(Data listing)
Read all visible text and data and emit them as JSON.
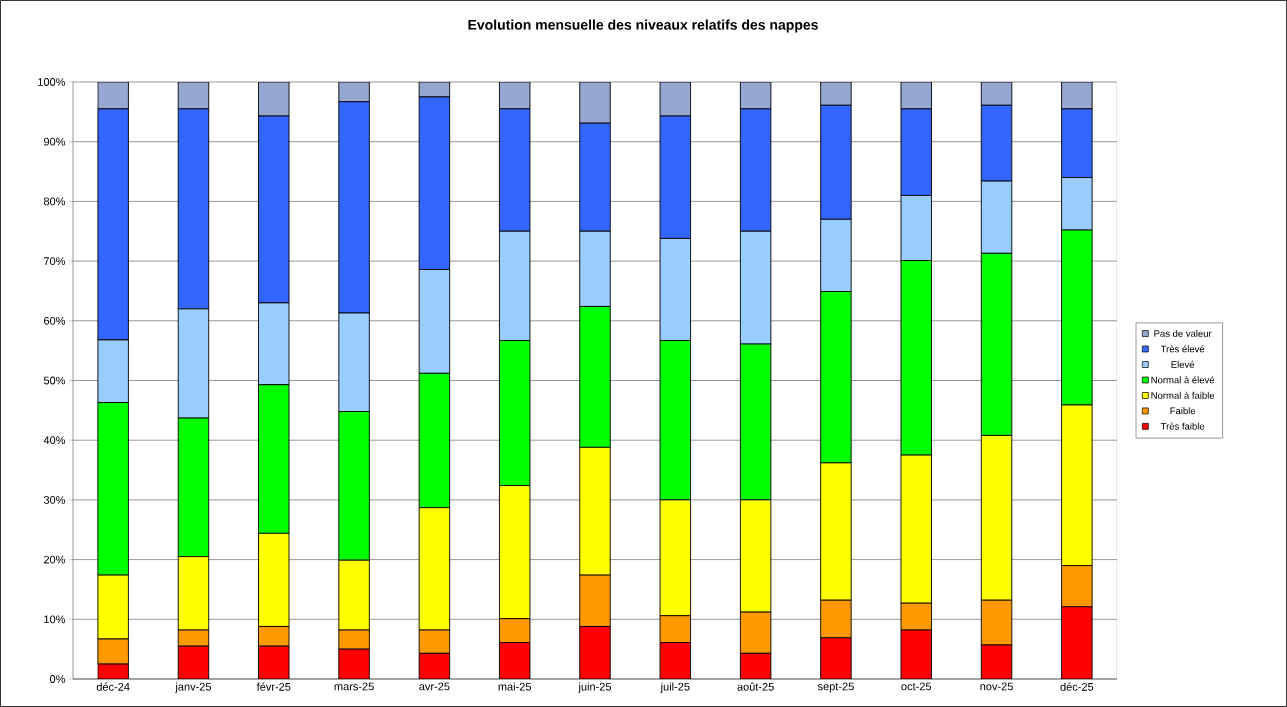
{
  "chart_data": {
    "type": "bar",
    "stacked": true,
    "title": "Evolution mensuelle des niveaux relatifs des nappes",
    "categories": [
      "déc-24",
      "janv-25",
      "févr-25",
      "mars-25",
      "avr-25",
      "mai-25",
      "juin-25",
      "juil-25",
      "août-25",
      "sept-25",
      "oct-25",
      "nov-25",
      "déc-25"
    ],
    "series": [
      {
        "name": "Très faible",
        "color": "#ff0000",
        "values": [
          2.5,
          5.5,
          5.5,
          5.0,
          4.3,
          6.1,
          8.8,
          6.1,
          4.3,
          6.9,
          8.2,
          5.7,
          12.1
        ]
      },
      {
        "name": "Faible",
        "color": "#ff9900",
        "values": [
          4.2,
          2.7,
          3.3,
          3.2,
          3.9,
          4.0,
          8.6,
          4.5,
          6.9,
          6.3,
          4.5,
          7.5,
          6.9
        ]
      },
      {
        "name": "Normal à faible",
        "color": "#ffff00",
        "values": [
          10.7,
          12.3,
          15.6,
          11.7,
          20.5,
          22.3,
          21.4,
          19.4,
          18.8,
          23.0,
          24.8,
          27.6,
          26.9
        ]
      },
      {
        "name": "Normal à élevé",
        "color": "#00ff00",
        "values": [
          28.9,
          23.2,
          24.9,
          24.9,
          22.5,
          24.3,
          23.6,
          26.7,
          26.1,
          28.7,
          32.6,
          30.5,
          29.3
        ]
      },
      {
        "name": "Elevé",
        "color": "#99ccff",
        "values": [
          10.5,
          18.3,
          13.7,
          16.5,
          17.4,
          18.3,
          12.6,
          17.1,
          18.9,
          12.1,
          10.9,
          12.1,
          8.8
        ]
      },
      {
        "name": "Très élevé",
        "color": "#3366ff",
        "values": [
          38.7,
          33.5,
          31.3,
          35.4,
          28.9,
          20.5,
          18.1,
          20.5,
          20.5,
          19.1,
          14.5,
          12.7,
          11.5
        ]
      },
      {
        "name": "Pas de valeur",
        "color": "#96a8d2",
        "values": [
          4.5,
          4.5,
          5.7,
          3.3,
          2.5,
          4.5,
          6.9,
          5.7,
          4.5,
          3.9,
          4.5,
          3.9,
          4.5
        ]
      }
    ],
    "ylim": [
      0,
      100
    ],
    "yticks": [
      {
        "value": 0,
        "label": "0%"
      },
      {
        "value": 10,
        "label": "10%"
      },
      {
        "value": 20,
        "label": "20%"
      },
      {
        "value": 30,
        "label": "30%"
      },
      {
        "value": 40,
        "label": "40%"
      },
      {
        "value": 50,
        "label": "50%"
      },
      {
        "value": 60,
        "label": "60%"
      },
      {
        "value": 70,
        "label": "70%"
      },
      {
        "value": 80,
        "label": "80%"
      },
      {
        "value": 90,
        "label": "90%"
      },
      {
        "value": 100,
        "label": "100%"
      }
    ],
    "grid": "y",
    "legend": "right"
  }
}
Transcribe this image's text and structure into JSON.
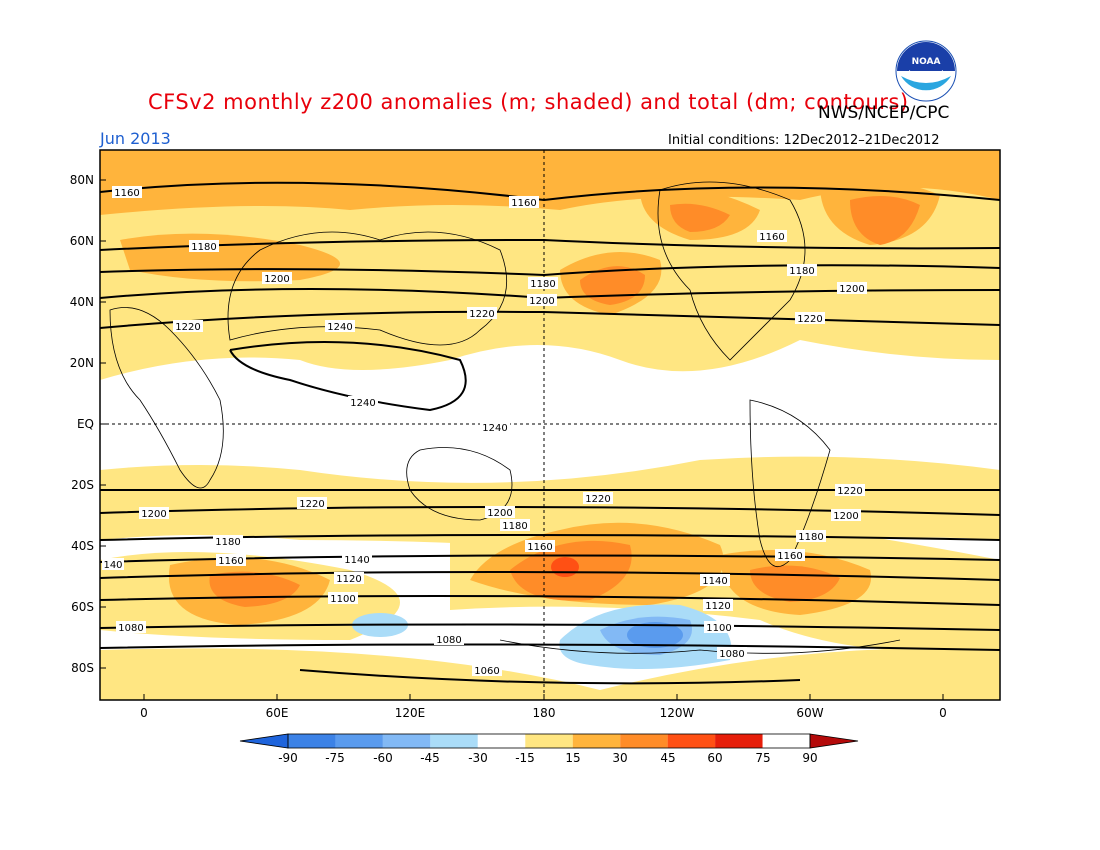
{
  "header": {
    "title": "CFSv2 monthly z200 anomalies (m; shaded) and total (dm; contours)",
    "agency": "NWS/NCEP/CPC",
    "month": "Jun 2013",
    "initial_conditions": "Initial conditions: 12Dec2012–21Dec2012"
  },
  "logo": {
    "text": "NOAA",
    "icon": "noaa-logo"
  },
  "map": {
    "lat_labels": [
      "80N",
      "60N",
      "40N",
      "20N",
      "EQ",
      "20S",
      "40S",
      "60S",
      "80S"
    ],
    "lon_labels": [
      "0",
      "60E",
      "120E",
      "180",
      "120W",
      "60W",
      "0"
    ],
    "contour_labels": {
      "c1060": "1060",
      "c1080": "1080",
      "c1100": "1100",
      "c1120": "1120",
      "c1140": "1140",
      "c140": "140",
      "c1160": "1160",
      "c1180": "1180",
      "c1200": "1200",
      "c1220": "1220",
      "c1240": "1240"
    }
  },
  "colorbar": {
    "labels": [
      "-90",
      "-75",
      "-60",
      "-45",
      "-30",
      "-15",
      "15",
      "30",
      "45",
      "60",
      "75",
      "90"
    ],
    "colors": [
      "#1e64dc",
      "#3c82e6",
      "#5a9bee",
      "#82b9f5",
      "#aadcf8",
      "#ffffff",
      "#ffe682",
      "#ffb43c",
      "#ff8c28",
      "#ff5014",
      "#e61e0a",
      "#b40a0a"
    ]
  }
}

Problem requirements:
Copy out all the entries exactly. Images stay out of the copy.

Response:
Read all visible text and data and emit them as JSON.
{
  "chart_data": {
    "type": "bar",
    "stacked": true,
    "title": "Evolution mensuelle des niveaux relatifs des nappes",
    "categories": [
      "déc-24",
      "janv-25",
      "févr-25",
      "mars-25",
      "avr-25",
      "mai-25",
      "juin-25",
      "juil-25",
      "août-25",
      "sept-25",
      "oct-25",
      "nov-25",
      "déc-25"
    ],
    "series": [
      {
        "name": "Très faible",
        "color": "#ff0000",
        "values": [
          2.5,
          5.5,
          5.5,
          5.0,
          4.3,
          6.1,
          8.8,
          6.1,
          4.3,
          6.9,
          8.2,
          5.7,
          12.1
        ]
      },
      {
        "name": "Faible",
        "color": "#ff9900",
        "values": [
          4.2,
          2.7,
          3.3,
          3.2,
          3.9,
          4.0,
          8.6,
          4.5,
          6.9,
          6.3,
          4.5,
          7.5,
          6.9
        ]
      },
      {
        "name": "Normal à faible",
        "color": "#ffff00",
        "values": [
          10.7,
          12.3,
          15.6,
          11.7,
          20.5,
          22.3,
          21.4,
          19.4,
          18.8,
          23.0,
          24.8,
          27.6,
          26.9
        ]
      },
      {
        "name": "Normal à élevé",
        "color": "#00ff00",
        "values": [
          28.9,
          23.2,
          24.9,
          24.9,
          22.5,
          24.3,
          23.6,
          26.7,
          26.1,
          28.7,
          32.6,
          30.5,
          29.3
        ]
      },
      {
        "name": "Elevé",
        "color": "#99ccff",
        "values": [
          10.5,
          18.3,
          13.7,
          16.5,
          17.4,
          18.3,
          12.6,
          17.1,
          18.9,
          12.1,
          10.9,
          12.1,
          8.8
        ]
      },
      {
        "name": "Très élevé",
        "color": "#3366ff",
        "values": [
          38.7,
          33.5,
          31.3,
          35.4,
          28.9,
          20.5,
          18.1,
          20.5,
          20.5,
          19.1,
          14.5,
          12.7,
          11.5
        ]
      },
      {
        "name": "Pas de valeur",
        "color": "#96a8d2",
        "values": [
          4.5,
          4.5,
          5.7,
          3.3,
          2.5,
          4.5,
          6.9,
          5.7,
          4.5,
          3.9,
          4.5,
          3.9,
          4.5
        ]
      }
    ],
    "ylim": [
      0,
      100
    ],
    "yticks": [
      {
        "value": 0,
        "label": "0%"
      },
      {
        "value": 10,
        "label": "10%"
      },
      {
        "value": 20,
        "label": "20%"
      },
      {
        "value": 30,
        "label": "30%"
      },
      {
        "value": 40,
        "label": "40%"
      },
      {
        "value": 50,
        "label": "50%"
      },
      {
        "value": 60,
        "label": "60%"
      },
      {
        "value": 70,
        "label": "70%"
      },
      {
        "value": 80,
        "label": "80%"
      },
      {
        "value": 90,
        "label": "90%"
      },
      {
        "value": 100,
        "label": "100%"
      }
    ],
    "grid": "y",
    "legend": "right"
  }
}
Transcribe this image's text and structure into JSON.
{
  "header": {
    "title": "CFSv2 monthly z200 anomalies (m; shaded) and total (dm; contours)",
    "agency": "NWS/NCEP/CPC",
    "month": "Jun 2013",
    "initial_conditions": "Initial conditions: 12Dec2012–21Dec2012"
  },
  "logo": {
    "text": "NOAA",
    "icon": "noaa-logo"
  },
  "map": {
    "lat_labels": [
      "80N",
      "60N",
      "40N",
      "20N",
      "EQ",
      "20S",
      "40S",
      "60S",
      "80S"
    ],
    "lon_labels": [
      "0",
      "60E",
      "120E",
      "180",
      "120W",
      "60W",
      "0"
    ],
    "contour_labels": {
      "c1060": "1060",
      "c1080": "1080",
      "c1100": "1100",
      "c1120": "1120",
      "c1140": "1140",
      "c140": "140",
      "c1160": "1160",
      "c1180": "1180",
      "c1200": "1200",
      "c1220": "1220",
      "c1240": "1240"
    }
  },
  "colorbar": {
    "labels": [
      "-90",
      "-75",
      "-60",
      "-45",
      "-30",
      "-15",
      "15",
      "30",
      "45",
      "60",
      "75",
      "90"
    ],
    "colors": [
      "#1e64dc",
      "#3c82e6",
      "#5a9bee",
      "#82b9f5",
      "#aadcf8",
      "#ffffff",
      "#ffe682",
      "#ffb43c",
      "#ff8c28",
      "#ff5014",
      "#e61e0a",
      "#b40a0a"
    ]
  }
}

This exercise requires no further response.